_Stored data entries_:
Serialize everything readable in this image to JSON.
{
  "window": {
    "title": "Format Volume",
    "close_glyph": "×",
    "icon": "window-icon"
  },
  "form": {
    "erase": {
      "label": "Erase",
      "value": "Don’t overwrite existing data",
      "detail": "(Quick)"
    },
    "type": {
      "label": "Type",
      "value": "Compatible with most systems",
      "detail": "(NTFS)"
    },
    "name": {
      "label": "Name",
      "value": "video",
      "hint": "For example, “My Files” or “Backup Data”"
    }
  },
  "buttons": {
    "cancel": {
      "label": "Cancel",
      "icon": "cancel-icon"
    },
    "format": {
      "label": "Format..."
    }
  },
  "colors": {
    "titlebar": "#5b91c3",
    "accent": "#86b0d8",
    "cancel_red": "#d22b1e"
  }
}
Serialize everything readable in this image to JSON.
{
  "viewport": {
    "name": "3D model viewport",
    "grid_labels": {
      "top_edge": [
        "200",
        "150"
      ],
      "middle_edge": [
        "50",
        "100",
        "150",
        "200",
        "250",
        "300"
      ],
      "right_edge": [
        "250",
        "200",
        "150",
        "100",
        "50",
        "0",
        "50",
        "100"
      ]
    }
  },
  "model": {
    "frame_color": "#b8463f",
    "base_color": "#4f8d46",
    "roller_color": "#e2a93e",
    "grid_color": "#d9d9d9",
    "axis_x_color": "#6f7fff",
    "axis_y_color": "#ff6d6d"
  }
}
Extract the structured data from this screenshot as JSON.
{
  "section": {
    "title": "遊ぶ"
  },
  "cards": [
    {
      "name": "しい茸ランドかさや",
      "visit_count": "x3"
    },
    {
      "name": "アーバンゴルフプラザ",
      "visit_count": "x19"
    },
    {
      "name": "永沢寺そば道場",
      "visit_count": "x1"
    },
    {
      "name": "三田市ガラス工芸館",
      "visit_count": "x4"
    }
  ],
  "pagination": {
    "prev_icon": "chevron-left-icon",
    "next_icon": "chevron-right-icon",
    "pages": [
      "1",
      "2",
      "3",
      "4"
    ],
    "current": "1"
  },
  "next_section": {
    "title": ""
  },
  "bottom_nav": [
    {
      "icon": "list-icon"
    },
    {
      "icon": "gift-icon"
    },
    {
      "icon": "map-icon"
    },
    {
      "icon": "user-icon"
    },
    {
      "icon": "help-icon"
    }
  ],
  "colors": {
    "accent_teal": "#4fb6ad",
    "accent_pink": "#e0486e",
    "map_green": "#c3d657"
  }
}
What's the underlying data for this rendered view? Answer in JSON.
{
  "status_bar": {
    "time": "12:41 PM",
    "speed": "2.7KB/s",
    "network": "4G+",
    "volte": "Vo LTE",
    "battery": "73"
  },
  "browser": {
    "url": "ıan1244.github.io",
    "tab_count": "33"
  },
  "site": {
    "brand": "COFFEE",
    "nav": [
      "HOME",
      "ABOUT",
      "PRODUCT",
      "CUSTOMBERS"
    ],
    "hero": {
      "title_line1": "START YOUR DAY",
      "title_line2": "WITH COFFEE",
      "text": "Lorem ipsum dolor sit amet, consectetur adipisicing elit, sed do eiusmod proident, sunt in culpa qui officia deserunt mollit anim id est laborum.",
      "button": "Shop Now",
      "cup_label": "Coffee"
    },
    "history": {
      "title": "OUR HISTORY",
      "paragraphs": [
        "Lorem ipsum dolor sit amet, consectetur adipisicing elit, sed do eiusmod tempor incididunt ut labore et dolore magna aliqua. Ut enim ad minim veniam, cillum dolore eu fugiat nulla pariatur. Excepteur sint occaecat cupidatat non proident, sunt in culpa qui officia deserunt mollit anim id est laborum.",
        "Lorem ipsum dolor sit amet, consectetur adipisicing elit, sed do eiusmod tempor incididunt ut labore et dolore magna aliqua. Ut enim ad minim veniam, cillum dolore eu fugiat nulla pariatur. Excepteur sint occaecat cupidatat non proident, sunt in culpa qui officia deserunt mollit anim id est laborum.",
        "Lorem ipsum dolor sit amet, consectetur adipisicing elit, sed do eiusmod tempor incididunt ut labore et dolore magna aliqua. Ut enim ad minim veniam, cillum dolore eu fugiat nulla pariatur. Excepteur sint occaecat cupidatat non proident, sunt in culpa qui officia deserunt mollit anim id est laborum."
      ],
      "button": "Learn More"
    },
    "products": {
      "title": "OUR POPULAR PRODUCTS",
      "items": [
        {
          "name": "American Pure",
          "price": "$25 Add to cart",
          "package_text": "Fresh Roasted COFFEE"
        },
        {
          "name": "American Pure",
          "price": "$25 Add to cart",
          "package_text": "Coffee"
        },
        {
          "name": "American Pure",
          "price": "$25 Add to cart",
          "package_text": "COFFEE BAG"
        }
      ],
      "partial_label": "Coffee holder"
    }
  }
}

_Written request_:
Return the lines above exactly, keeping every word.

_Complete output_:
Serialize everything readable in this image to JSON.
{
  "window": {
    "title": "Format Volume",
    "close_glyph": "×",
    "icon": "window-icon"
  },
  "form": {
    "erase": {
      "label": "Erase",
      "value": "Don’t overwrite existing data",
      "detail": "(Quick)"
    },
    "type": {
      "label": "Type",
      "value": "Compatible with most systems",
      "detail": "(NTFS)"
    },
    "name": {
      "label": "Name",
      "value": "video",
      "hint": "For example, “My Files” or “Backup Data”"
    }
  },
  "buttons": {
    "cancel": {
      "label": "Cancel",
      "icon": "cancel-icon"
    },
    "format": {
      "label": "Format..."
    }
  },
  "colors": {
    "titlebar": "#5b91c3",
    "accent": "#86b0d8",
    "cancel_red": "#d22b1e"
  }
}
Serialize everything readable in this image to JSON.
{
  "viewport": {
    "name": "3D model viewport",
    "grid_labels": {
      "top_edge": [
        "200",
        "150"
      ],
      "middle_edge": [
        "50",
        "100",
        "150",
        "200",
        "250",
        "300"
      ],
      "right_edge": [
        "250",
        "200",
        "150",
        "100",
        "50",
        "0",
        "50",
        "100"
      ]
    }
  },
  "model": {
    "frame_color": "#b8463f",
    "base_color": "#4f8d46",
    "roller_color": "#e2a93e",
    "grid_color": "#d9d9d9",
    "axis_x_color": "#6f7fff",
    "axis_y_color": "#ff6d6d"
  }
}
Extract the structured data from this screenshot as JSON.
{
  "section": {
    "title": "遊ぶ"
  },
  "cards": [
    {
      "name": "しい茸ランドかさや",
      "visit_count": "x3"
    },
    {
      "name": "アーバンゴルフプラザ",
      "visit_count": "x19"
    },
    {
      "name": "永沢寺そば道場",
      "visit_count": "x1"
    },
    {
      "name": "三田市ガラス工芸館",
      "visit_count": "x4"
    }
  ],
  "pagination": {
    "prev_icon": "chevron-left-icon",
    "next_icon": "chevron-right-icon",
    "pages": [
      "1",
      "2",
      "3",
      "4"
    ],
    "current": "1"
  },
  "next_section": {
    "title": ""
  },
  "bottom_nav": [
    {
      "icon": "list-icon"
    },
    {
      "icon": "gift-icon"
    },
    {
      "icon": "map-icon"
    },
    {
      "icon": "user-icon"
    },
    {
      "icon": "help-icon"
    }
  ],
  "colors": {
    "accent_teal": "#4fb6ad",
    "accent_pink": "#e0486e",
    "map_green": "#c3d657"
  }
}
What's the underlying data for this rendered view? Answer in JSON.
{
  "status_bar": {
    "time": "12:41 PM",
    "speed": "2.7KB/s",
    "network": "4G+",
    "volte": "Vo LTE",
    "battery": "73"
  },
  "browser": {
    "url": "ıan1244.github.io",
    "tab_count": "33"
  },
  "site": {
    "brand": "COFFEE",
    "nav": [
      "HOME",
      "ABOUT",
      "PRODUCT",
      "CUSTOMBERS"
    ],
    "hero": {
      "title_line1": "START YOUR DAY",
      "title_line2": "WITH COFFEE",
      "text": "Lorem ipsum dolor sit amet, consectetur adipisicing elit, sed do eiusmod proident, sunt in culpa qui officia deserunt mollit anim id est laborum.",
      "button": "Shop Now",
      "cup_label": "Coffee"
    },
    "history": {
      "title": "OUR HISTORY",
      "paragraphs": [
        "Lorem ipsum dolor sit amet, consectetur adipisicing elit, sed do eiusmod tempor incididunt ut labore et dolore magna aliqua. Ut enim ad minim veniam, cillum dolore eu fugiat nulla pariatur. Excepteur sint occaecat cupidatat non proident, sunt in culpa qui officia deserunt mollit anim id est laborum.",
        "Lorem ipsum dolor sit amet, consectetur adipisicing elit, sed do eiusmod tempor incididunt ut labore et dolore magna aliqua. Ut enim ad minim veniam, cillum dolore eu fugiat nulla pariatur. Excepteur sint occaecat cupidatat non proident, sunt in culpa qui officia deserunt mollit anim id est laborum.",
        "Lorem ipsum dolor sit amet, consectetur adipisicing elit, sed do eiusmod tempor incididunt ut labore et dolore magna aliqua. Ut enim ad minim veniam, cillum dolore eu fugiat nulla pariatur. Excepteur sint occaecat cupidatat non proident, sunt in culpa qui officia deserunt mollit anim id est laborum."
      ],
      "button": "Learn More"
    },
    "products": {
      "title": "OUR POPULAR PRODUCTS",
      "items": [
        {
          "name": "American Pure",
          "price": "$25 Add to cart",
          "package_text": "Fresh Roasted COFFEE"
        },
        {
          "name": "American Pure",
          "price": "$25 Add to cart",
          "package_text": "Coffee"
        },
        {
          "name": "American Pure",
          "price": "$25 Add to cart",
          "package_text": "COFFEE BAG"
        }
      ],
      "partial_label": "Coffee holder"
    }
  }
}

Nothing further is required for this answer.